** REQUEST **
Reproduce exactly the lines from the one containing "Serialize everything readable" through the end of the entries, including both. Drop the pictures.
— begin ENTRIES SUPPLIED —
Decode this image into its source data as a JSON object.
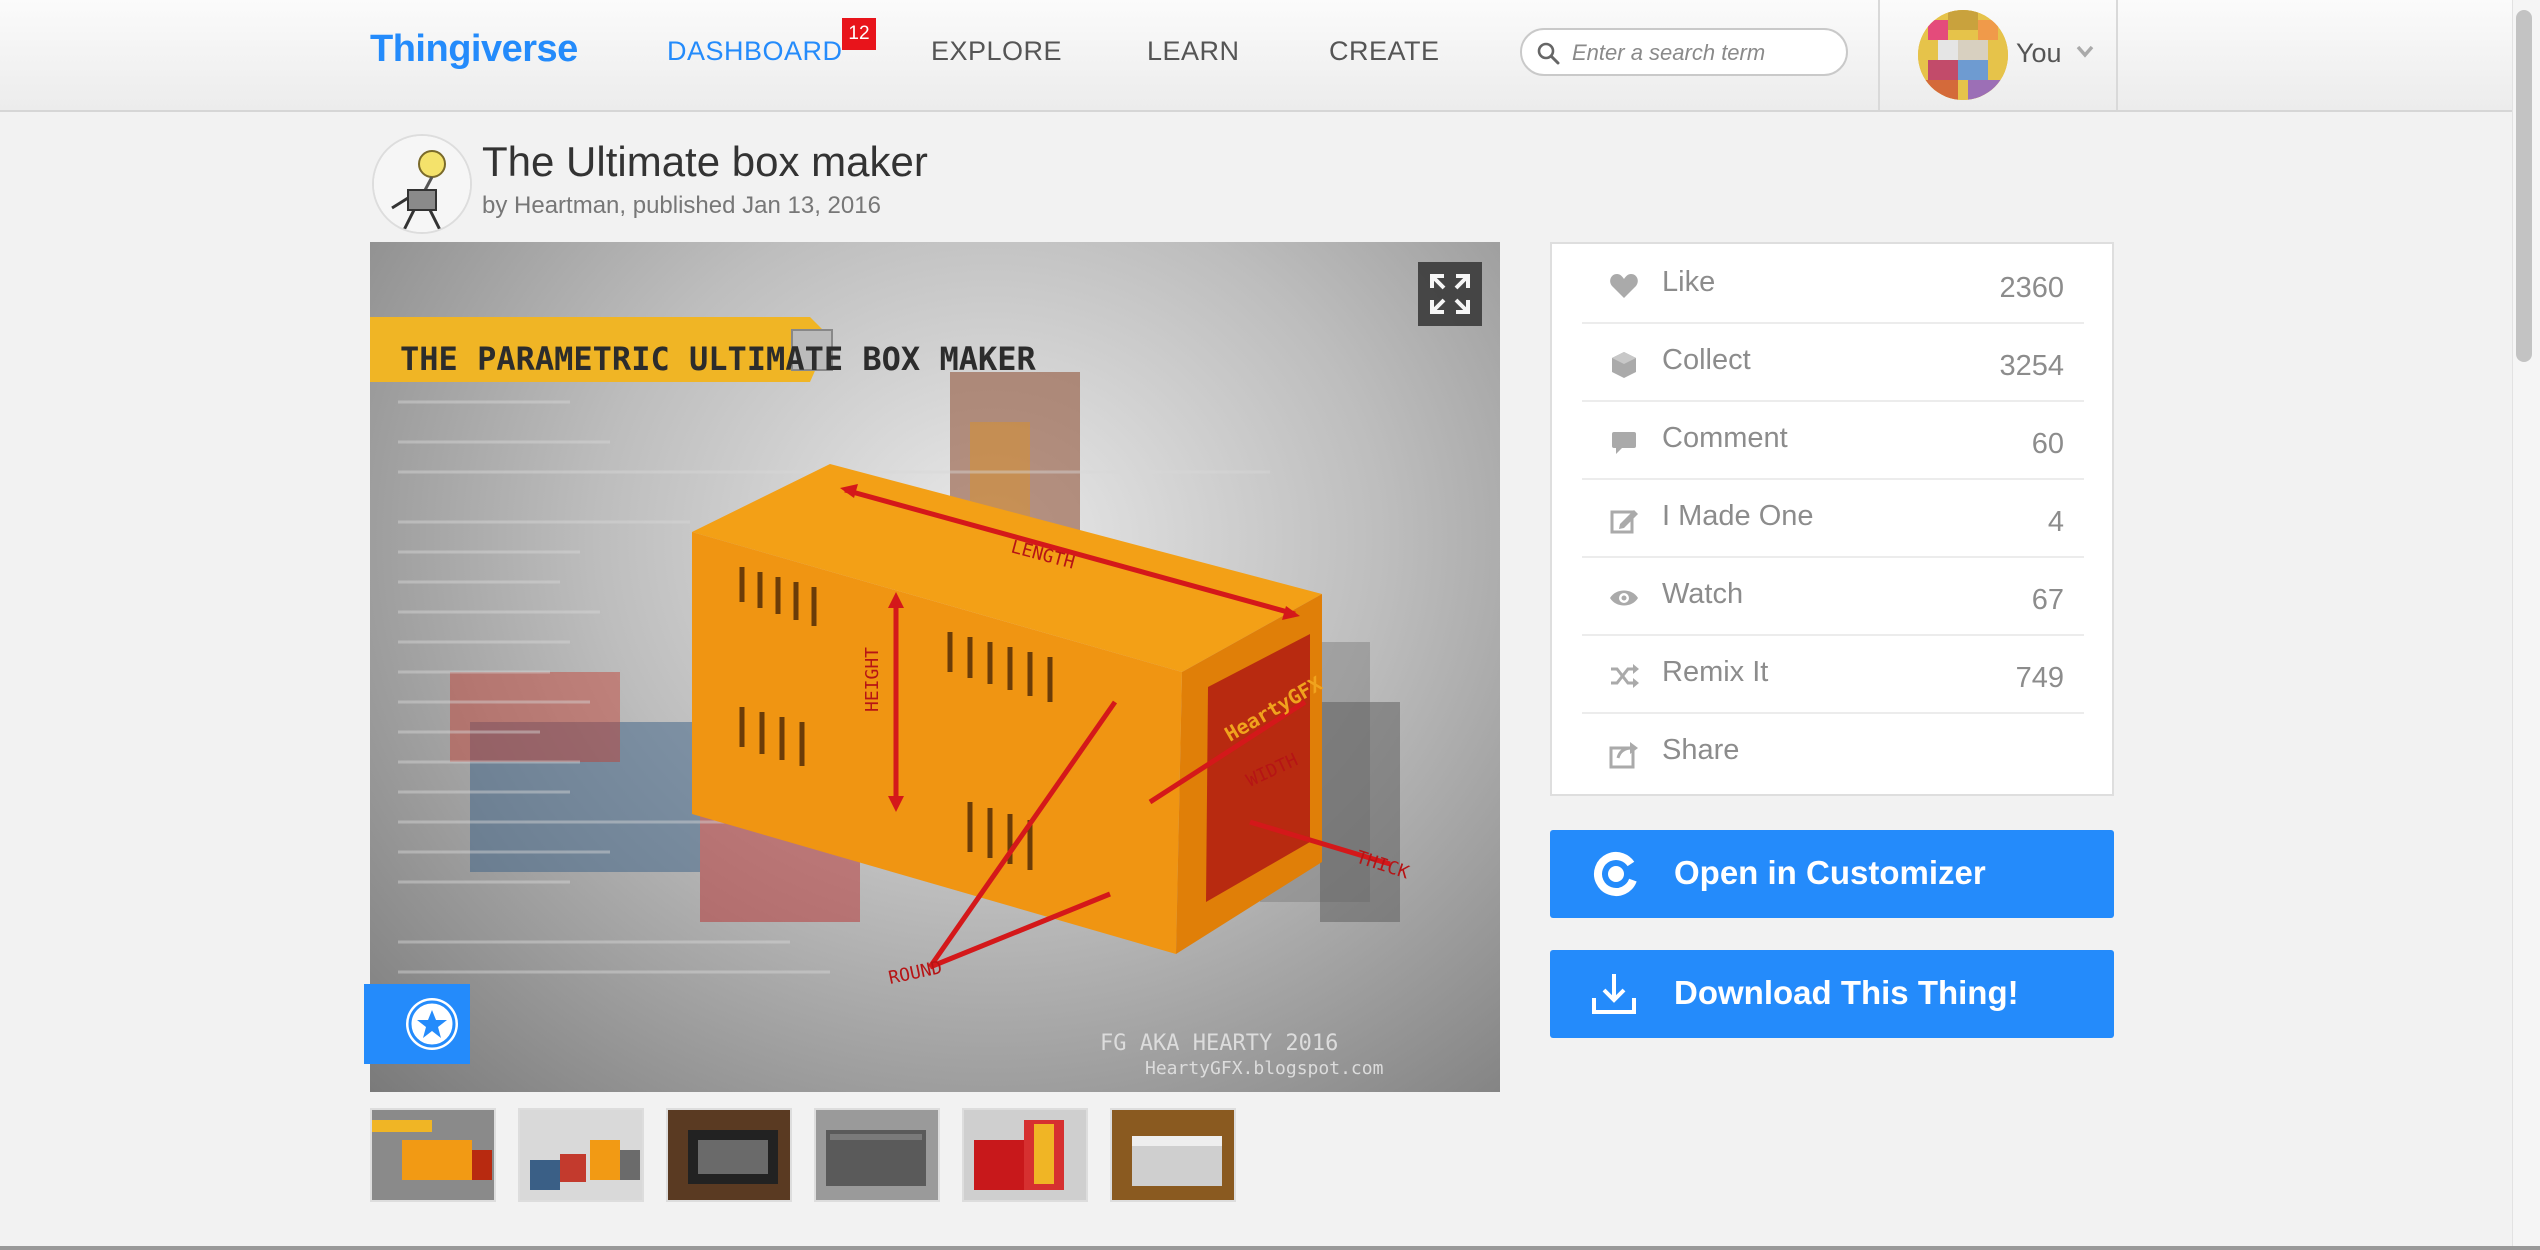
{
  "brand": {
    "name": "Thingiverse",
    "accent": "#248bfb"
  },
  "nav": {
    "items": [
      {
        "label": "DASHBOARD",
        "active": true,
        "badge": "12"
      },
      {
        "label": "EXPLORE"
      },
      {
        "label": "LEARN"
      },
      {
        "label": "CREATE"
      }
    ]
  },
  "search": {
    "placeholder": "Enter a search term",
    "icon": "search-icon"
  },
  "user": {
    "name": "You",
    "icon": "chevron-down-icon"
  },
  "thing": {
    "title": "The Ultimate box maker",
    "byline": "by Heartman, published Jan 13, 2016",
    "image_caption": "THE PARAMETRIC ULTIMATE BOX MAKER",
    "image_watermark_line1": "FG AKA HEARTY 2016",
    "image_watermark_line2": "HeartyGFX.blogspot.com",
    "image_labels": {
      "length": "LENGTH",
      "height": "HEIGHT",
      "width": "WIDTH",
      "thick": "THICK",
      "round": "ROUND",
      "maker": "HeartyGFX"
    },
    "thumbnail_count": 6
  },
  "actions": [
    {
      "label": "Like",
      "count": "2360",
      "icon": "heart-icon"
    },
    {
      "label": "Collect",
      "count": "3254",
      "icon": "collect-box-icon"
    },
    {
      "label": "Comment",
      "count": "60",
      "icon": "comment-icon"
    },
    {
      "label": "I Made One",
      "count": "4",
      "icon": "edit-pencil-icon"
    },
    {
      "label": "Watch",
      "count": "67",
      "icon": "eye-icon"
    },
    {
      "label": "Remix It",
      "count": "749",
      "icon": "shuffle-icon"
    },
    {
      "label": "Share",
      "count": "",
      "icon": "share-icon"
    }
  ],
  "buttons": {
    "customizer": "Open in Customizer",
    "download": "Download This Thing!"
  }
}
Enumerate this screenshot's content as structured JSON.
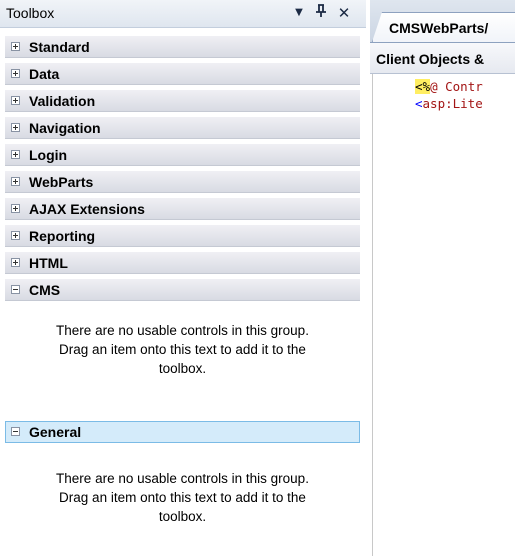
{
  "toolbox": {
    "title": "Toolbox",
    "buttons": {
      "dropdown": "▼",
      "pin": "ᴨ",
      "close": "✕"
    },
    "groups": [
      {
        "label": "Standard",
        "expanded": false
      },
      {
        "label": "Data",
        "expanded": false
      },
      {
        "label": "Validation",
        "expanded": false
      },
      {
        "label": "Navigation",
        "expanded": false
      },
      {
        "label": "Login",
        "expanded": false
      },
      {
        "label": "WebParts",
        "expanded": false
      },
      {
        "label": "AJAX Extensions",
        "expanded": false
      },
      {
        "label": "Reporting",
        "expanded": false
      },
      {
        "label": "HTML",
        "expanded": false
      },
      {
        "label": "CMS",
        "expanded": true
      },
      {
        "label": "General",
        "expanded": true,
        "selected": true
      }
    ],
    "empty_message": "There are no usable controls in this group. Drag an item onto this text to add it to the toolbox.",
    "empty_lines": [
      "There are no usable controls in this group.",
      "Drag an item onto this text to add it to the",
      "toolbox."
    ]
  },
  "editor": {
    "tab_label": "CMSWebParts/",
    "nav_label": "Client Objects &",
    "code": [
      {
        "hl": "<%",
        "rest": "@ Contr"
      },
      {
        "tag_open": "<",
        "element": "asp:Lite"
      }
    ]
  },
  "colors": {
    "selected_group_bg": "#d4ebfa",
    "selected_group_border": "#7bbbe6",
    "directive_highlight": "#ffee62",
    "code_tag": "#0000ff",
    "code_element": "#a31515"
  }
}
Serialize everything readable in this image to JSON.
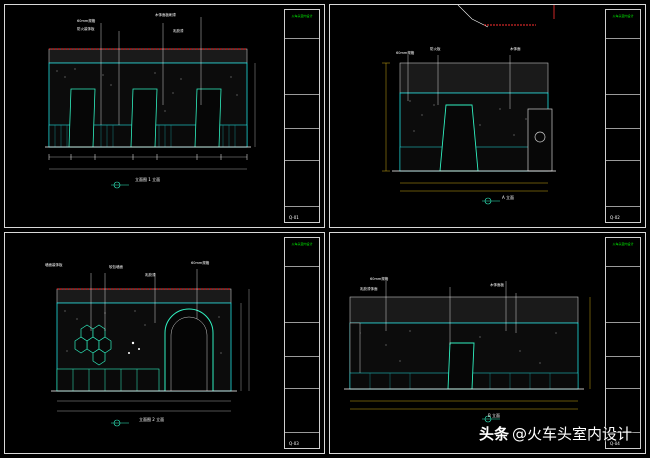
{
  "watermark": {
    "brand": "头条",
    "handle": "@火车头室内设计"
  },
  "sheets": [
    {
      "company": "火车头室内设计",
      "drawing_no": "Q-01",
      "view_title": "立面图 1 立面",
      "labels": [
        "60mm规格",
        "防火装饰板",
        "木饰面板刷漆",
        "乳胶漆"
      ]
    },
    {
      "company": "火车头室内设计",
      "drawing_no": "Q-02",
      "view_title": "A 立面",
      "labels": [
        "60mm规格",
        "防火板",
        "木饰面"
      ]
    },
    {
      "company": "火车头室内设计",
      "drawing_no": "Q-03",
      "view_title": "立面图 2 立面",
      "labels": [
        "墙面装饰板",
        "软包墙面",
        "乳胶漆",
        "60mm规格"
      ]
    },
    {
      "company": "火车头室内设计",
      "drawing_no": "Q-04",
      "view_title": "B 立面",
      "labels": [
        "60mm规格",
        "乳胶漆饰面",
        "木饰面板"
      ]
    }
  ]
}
— end ENTRIES SUPPLIED —
** EXERCISE RESPONSE **
Serialize everything readable in this image to JSON.
{
  "watermark": {
    "brand": "头条",
    "handle": "@火车头室内设计"
  },
  "sheets": [
    {
      "company": "火车头室内设计",
      "drawing_no": "Q-01",
      "view_title": "立面图 1 立面",
      "labels": [
        "60mm规格",
        "防火装饰板",
        "木饰面板刷漆",
        "乳胶漆"
      ]
    },
    {
      "company": "火车头室内设计",
      "drawing_no": "Q-02",
      "view_title": "A 立面",
      "labels": [
        "60mm规格",
        "防火板",
        "木饰面"
      ]
    },
    {
      "company": "火车头室内设计",
      "drawing_no": "Q-03",
      "view_title": "立面图 2 立面",
      "labels": [
        "墙面装饰板",
        "软包墙面",
        "乳胶漆",
        "60mm规格"
      ]
    },
    {
      "company": "火车头室内设计",
      "drawing_no": "Q-04",
      "view_title": "B 立面",
      "labels": [
        "60mm规格",
        "乳胶漆饰面",
        "木饰面板"
      ]
    }
  ]
}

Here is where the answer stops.